## What you have to do
Exactly reproduce the lines that follow.
[START OF Provided entries]
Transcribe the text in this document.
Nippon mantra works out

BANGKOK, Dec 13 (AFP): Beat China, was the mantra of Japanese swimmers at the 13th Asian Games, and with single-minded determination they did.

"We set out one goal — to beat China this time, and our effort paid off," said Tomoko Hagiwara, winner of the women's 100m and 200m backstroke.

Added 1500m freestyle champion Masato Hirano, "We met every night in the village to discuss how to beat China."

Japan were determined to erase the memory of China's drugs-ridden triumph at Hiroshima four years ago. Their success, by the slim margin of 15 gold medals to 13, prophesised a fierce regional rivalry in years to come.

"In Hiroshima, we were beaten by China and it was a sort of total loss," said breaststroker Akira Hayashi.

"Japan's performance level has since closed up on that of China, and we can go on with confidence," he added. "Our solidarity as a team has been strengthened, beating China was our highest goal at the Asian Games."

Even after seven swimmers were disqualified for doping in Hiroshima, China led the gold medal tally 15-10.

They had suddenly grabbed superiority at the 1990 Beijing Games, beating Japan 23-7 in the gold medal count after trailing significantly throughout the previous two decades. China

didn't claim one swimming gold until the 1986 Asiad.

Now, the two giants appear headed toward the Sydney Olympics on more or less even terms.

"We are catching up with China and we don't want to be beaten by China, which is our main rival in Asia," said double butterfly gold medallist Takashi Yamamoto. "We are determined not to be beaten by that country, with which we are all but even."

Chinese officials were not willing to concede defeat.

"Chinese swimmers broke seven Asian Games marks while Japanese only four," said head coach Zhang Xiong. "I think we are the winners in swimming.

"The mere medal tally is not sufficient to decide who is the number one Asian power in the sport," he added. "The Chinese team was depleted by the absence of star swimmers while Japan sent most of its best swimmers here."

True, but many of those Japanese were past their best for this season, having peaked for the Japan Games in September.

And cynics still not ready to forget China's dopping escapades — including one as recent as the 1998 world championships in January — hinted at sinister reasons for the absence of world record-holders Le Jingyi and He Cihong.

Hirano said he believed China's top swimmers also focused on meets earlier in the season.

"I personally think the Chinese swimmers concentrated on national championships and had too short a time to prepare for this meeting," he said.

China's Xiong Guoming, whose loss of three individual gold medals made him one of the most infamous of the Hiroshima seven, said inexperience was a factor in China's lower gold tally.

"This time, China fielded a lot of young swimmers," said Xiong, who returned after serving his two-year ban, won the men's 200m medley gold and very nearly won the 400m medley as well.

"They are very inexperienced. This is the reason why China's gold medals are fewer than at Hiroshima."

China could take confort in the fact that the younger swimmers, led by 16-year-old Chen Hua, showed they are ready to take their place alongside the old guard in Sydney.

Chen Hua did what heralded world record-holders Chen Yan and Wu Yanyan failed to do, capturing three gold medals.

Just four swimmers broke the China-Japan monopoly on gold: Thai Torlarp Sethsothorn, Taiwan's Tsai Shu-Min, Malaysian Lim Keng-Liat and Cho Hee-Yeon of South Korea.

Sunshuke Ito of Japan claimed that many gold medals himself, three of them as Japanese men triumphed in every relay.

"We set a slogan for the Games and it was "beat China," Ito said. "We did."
[END OF Provided entries]
## Written response
Transcribe the text in this document.
Nippon mantra works out

BANGKOK, Dec 13 (AFP): Beat China, was the mantra of Japanese swimmers at the 13th Asian Games, and with single-minded determination they did.

"We set out one goal — to beat China this time, and our effort paid off," said Tomoko Hagiwara, winner of the women's 100m and 200m backstroke.

Added 1500m freestyle champion Masato Hirano, "We met every night in the village to discuss how to beat China."

Japan were determined to erase the memory of China's drugs-ridden triumph at Hiroshima four years ago. Their success, by the slim margin of 15 gold medals to 13, prophesised a fierce regional rivalry in years to come.

"In Hiroshima, we were beaten by China and it was a sort of total loss," said breaststroker Akira Hayashi.

"Japan's performance level has since closed up on that of China, and we can go on with confidence," he added. "Our solidarity as a team has been strengthened, beating China was our highest goal at the Asian Games."

Even after seven swimmers were disqualified for doping in Hiroshima, China led the gold medal tally 15-10.

They had suddenly grabbed superiority at the 1990 Beijing Games, beating Japan 23-7 in the gold medal count after trailing significantly throughout the previous two decades. China

didn't claim one swimming gold until the 1986 Asiad.

Now, the two giants appear headed toward the Sydney Olympics on more or less even terms.

"We are catching up with China and we don't want to be beaten by China, which is our main rival in Asia," said double butterfly gold medallist Takashi Yamamoto. "We are determined not to be beaten by that country, with which we are all but even."

Chinese officials were not willing to concede defeat.

"Chinese swimmers broke seven Asian Games marks while Japanese only four," said head coach Zhang Xiong. "I think we are the winners in swimming.

"The mere medal tally is not sufficient to decide who is the number one Asian power in the sport," he added. "The Chinese team was depleted by the absence of star swimmers while Japan sent most of its best swimmers here."

True, but many of those Japanese were past their best for this season, having peaked for the Japan Games in September.

And cynics still not ready to forget China's dopping escapades — including one as recent as the 1998 world championships in January — hinted at sinister reasons for the absence of world record-holders Le Jingyi and He Cihong.

Hirano said he believed China's top swimmers also focused on meets earlier in the season.

"I personally think the Chinese swimmers concentrated on national championships and had too short a time to prepare for this meeting," he said.

China's Xiong Guoming, whose loss of three individual gold medals made him one of the most infamous of the Hiroshima seven, said inexperience was a factor in China's lower gold tally.

"This time, China fielded a lot of young swimmers," said Xiong, who returned after serving his two-year ban, won the men's 200m medley gold and very nearly won the 400m medley as well.

"They are very inexperienced. This is the reason why China's gold medals are fewer than at Hiroshima."

China could take confort in the fact that the younger swimmers, led by 16-year-old Chen Hua, showed they are ready to take their place alongside the old guard in Sydney.

Chen Hua did what heralded world record-holders Chen Yan and Wu Yanyan failed to do, capturing three gold medals.

Just four swimmers broke the China-Japan monopoly on gold: Thai Torlarp Sethsothorn, Taiwan's Tsai Shu-Min, Malaysian Lim Keng-Liat and Cho Hee-Yeon of South Korea.

Sunshuke Ito of Japan claimed that many gold medals himself, three of them as Japanese men triumphed in every relay.

"We set a slogan for the Games and it was "beat China," Ito said. "We did."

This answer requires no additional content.